▶ **What is being asked**: From the entries below, please gather each line containing the string "ylabel".

[Figure collection entries]

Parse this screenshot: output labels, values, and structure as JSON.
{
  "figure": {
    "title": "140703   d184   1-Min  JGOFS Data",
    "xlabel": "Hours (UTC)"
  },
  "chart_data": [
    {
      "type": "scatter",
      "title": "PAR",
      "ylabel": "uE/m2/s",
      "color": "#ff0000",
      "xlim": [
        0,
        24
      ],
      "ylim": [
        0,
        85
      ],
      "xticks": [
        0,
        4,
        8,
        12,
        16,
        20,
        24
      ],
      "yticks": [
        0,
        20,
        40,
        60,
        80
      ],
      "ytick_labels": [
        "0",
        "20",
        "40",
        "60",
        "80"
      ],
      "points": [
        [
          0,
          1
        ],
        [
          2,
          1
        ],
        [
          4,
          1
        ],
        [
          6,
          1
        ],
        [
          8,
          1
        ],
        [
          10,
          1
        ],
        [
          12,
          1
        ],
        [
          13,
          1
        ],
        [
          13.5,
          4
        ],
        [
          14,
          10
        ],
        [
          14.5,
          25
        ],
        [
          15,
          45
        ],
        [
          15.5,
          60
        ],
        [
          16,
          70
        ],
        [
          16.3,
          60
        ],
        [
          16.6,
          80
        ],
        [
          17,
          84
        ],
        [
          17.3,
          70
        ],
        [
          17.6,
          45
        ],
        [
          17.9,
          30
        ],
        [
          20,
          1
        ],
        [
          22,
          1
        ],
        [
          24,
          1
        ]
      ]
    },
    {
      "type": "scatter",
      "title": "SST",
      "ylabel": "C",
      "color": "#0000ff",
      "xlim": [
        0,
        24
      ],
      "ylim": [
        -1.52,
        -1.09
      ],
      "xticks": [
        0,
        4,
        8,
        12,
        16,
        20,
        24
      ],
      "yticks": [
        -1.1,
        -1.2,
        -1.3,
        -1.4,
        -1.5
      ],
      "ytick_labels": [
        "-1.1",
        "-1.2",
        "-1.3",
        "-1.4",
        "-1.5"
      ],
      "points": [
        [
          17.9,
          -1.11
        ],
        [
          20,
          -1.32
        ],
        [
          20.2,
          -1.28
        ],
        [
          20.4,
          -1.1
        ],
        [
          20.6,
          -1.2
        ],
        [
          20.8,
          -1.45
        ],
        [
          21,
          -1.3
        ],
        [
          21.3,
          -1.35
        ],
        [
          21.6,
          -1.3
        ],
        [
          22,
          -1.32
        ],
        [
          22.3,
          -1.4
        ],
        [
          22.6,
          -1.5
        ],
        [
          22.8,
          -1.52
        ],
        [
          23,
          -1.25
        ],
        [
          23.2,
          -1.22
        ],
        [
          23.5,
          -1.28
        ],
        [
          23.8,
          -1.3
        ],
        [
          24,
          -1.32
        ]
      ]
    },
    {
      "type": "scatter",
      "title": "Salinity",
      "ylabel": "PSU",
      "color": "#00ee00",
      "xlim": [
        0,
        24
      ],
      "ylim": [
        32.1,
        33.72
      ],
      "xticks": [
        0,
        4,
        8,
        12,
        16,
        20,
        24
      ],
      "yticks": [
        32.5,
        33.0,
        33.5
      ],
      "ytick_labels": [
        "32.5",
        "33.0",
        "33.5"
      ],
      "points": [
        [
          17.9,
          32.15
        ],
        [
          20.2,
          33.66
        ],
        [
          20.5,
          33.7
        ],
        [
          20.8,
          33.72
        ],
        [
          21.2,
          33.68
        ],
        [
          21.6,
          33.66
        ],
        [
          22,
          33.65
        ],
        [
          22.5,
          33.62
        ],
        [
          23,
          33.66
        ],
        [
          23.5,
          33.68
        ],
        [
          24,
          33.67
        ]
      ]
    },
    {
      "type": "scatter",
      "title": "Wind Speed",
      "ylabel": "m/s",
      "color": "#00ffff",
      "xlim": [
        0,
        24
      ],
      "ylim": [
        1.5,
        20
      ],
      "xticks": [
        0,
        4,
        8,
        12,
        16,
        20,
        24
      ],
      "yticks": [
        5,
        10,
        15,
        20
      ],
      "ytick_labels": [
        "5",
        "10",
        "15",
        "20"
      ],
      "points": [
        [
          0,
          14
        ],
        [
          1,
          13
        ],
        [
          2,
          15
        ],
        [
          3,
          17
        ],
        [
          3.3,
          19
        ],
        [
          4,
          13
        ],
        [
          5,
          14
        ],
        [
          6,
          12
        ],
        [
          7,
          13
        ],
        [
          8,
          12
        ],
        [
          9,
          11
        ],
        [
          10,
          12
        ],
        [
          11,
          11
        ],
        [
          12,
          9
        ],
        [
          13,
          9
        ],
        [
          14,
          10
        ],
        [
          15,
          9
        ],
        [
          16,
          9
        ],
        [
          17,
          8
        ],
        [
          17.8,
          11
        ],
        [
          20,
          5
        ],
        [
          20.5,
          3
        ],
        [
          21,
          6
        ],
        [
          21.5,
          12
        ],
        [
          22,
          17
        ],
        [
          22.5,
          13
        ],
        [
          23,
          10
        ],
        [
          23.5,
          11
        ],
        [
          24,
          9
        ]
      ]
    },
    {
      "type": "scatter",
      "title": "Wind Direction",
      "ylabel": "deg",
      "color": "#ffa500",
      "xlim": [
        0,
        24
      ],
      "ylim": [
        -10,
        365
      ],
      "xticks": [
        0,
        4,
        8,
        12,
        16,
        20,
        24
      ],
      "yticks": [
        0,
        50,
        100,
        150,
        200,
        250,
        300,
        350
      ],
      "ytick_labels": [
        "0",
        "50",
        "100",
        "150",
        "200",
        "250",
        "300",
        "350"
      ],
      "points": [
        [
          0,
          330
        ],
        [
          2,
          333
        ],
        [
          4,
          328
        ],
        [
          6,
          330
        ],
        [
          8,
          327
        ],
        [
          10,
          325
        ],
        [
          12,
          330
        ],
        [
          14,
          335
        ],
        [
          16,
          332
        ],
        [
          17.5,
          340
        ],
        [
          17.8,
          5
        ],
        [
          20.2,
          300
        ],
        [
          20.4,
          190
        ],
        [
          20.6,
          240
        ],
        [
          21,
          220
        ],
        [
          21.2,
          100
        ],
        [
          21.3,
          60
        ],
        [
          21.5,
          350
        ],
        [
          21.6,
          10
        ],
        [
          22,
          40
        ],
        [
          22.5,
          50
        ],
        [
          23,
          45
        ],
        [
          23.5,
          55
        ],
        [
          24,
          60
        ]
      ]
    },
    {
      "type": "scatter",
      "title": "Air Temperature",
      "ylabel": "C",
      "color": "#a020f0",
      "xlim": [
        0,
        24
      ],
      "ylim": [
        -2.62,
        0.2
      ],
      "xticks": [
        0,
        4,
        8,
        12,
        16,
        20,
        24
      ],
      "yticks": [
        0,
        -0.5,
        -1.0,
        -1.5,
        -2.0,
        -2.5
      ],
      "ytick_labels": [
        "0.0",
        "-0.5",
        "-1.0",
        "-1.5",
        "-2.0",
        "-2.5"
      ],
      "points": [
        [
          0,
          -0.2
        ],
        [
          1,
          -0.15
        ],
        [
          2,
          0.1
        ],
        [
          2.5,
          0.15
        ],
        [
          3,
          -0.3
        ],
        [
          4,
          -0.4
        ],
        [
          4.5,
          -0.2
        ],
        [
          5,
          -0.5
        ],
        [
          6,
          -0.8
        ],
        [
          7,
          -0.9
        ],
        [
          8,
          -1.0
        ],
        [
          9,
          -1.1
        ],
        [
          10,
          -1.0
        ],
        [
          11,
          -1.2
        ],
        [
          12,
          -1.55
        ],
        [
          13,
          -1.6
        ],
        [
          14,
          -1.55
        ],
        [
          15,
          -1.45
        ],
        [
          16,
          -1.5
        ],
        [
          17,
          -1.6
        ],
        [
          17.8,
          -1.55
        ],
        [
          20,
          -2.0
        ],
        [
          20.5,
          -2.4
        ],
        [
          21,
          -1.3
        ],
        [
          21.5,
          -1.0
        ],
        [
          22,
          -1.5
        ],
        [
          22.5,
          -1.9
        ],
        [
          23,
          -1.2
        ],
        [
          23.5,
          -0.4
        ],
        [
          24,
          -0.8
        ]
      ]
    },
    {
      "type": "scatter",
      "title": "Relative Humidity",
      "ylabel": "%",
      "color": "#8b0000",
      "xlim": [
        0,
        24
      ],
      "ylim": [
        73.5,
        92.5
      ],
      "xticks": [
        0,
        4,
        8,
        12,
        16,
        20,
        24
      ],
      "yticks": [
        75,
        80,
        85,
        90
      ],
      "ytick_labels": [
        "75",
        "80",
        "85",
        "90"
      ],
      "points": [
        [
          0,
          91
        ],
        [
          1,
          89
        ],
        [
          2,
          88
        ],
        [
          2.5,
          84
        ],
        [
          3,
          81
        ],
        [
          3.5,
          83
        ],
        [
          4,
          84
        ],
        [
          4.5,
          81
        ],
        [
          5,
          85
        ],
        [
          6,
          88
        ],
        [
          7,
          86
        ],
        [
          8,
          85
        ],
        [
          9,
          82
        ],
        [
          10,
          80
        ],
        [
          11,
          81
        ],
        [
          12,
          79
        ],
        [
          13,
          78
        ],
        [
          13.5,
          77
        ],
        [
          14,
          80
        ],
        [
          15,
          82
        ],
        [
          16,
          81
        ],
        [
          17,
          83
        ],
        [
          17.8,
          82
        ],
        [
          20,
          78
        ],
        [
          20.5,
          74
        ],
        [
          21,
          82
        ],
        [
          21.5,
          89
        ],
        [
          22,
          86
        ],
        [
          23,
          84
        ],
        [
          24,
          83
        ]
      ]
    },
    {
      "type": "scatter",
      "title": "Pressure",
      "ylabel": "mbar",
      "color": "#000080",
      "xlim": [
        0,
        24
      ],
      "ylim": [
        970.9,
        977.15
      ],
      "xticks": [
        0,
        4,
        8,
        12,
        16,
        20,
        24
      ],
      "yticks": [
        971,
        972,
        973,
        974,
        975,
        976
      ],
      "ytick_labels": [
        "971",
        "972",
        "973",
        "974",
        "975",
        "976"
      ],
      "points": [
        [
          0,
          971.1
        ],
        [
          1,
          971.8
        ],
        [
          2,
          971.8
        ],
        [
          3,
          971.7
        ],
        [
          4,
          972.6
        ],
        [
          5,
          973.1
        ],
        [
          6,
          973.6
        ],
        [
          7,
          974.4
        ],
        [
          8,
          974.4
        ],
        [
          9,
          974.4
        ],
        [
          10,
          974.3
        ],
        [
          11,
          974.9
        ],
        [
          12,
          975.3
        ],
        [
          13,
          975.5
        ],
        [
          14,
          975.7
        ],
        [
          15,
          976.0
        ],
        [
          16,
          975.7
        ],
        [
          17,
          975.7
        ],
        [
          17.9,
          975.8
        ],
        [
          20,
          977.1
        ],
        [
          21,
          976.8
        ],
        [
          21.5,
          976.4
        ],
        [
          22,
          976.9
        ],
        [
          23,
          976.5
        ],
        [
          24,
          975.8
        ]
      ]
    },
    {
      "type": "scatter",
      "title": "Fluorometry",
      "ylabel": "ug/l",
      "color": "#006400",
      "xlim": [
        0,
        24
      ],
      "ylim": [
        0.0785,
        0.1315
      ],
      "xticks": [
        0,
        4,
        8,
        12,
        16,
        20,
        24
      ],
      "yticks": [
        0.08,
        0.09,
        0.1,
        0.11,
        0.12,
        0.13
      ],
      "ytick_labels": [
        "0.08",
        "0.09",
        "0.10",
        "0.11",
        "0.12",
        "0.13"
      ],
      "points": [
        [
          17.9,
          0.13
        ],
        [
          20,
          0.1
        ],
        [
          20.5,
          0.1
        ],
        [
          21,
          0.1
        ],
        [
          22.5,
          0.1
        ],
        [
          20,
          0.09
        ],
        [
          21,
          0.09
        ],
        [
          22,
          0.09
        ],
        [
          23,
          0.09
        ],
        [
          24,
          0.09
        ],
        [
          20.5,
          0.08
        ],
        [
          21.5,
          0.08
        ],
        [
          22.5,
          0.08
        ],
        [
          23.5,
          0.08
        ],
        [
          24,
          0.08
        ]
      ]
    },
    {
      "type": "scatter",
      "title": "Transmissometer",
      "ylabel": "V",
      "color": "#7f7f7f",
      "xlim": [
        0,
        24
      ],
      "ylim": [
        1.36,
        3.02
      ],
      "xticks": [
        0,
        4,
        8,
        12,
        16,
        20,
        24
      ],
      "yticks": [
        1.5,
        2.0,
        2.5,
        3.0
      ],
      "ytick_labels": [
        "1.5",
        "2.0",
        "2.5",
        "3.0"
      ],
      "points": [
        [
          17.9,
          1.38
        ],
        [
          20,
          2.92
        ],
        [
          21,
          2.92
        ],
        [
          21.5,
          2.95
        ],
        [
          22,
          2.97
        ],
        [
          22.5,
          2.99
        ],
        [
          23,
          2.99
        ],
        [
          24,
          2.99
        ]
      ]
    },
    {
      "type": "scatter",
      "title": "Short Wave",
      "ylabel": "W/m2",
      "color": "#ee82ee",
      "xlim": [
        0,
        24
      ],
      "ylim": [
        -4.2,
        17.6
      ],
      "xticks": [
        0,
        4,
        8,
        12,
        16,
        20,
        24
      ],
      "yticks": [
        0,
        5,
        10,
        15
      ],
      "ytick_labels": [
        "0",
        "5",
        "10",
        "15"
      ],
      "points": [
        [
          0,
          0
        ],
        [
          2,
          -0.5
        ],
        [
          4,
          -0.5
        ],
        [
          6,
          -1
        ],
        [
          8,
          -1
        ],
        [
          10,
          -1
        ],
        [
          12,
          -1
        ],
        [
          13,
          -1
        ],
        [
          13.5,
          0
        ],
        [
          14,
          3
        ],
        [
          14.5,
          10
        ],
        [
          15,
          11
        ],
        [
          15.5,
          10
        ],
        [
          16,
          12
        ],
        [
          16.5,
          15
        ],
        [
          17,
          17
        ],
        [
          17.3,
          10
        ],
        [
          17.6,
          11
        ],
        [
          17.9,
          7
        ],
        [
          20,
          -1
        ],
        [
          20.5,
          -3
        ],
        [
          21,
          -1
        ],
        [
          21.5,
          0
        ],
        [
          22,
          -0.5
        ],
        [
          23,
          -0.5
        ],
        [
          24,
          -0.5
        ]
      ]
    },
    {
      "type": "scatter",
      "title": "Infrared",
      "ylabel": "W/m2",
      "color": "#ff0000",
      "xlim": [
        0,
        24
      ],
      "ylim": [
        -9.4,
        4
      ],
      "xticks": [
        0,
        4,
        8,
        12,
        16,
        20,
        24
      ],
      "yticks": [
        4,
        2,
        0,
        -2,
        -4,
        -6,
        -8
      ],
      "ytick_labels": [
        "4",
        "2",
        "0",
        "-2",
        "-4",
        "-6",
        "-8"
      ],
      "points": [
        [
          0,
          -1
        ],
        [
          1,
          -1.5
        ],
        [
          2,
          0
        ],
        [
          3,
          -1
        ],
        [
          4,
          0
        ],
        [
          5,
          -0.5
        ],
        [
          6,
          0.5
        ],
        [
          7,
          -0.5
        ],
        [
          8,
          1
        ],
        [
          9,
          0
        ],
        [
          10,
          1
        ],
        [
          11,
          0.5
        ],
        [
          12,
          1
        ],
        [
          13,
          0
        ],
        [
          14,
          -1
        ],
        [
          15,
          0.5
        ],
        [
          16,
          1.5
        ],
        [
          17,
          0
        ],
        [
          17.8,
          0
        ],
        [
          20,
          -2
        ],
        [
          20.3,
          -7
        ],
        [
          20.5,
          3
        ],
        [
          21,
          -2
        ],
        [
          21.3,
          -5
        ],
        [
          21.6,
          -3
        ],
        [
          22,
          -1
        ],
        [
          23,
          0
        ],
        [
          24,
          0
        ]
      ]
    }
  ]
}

▶ **Exercise result**:
      "ylabel": "uE/m2/s",
      "ylabel": "C",
      "ylabel": "PSU",
      "ylabel": "m/s",
      "ylabel": "deg",
      "ylabel": "C",
      "ylabel": "%",
      "ylabel": "mbar",
      "ylabel": "ug/l",
      "ylabel": "V",
      "ylabel": "W/m2",
      "ylabel": "W/m2",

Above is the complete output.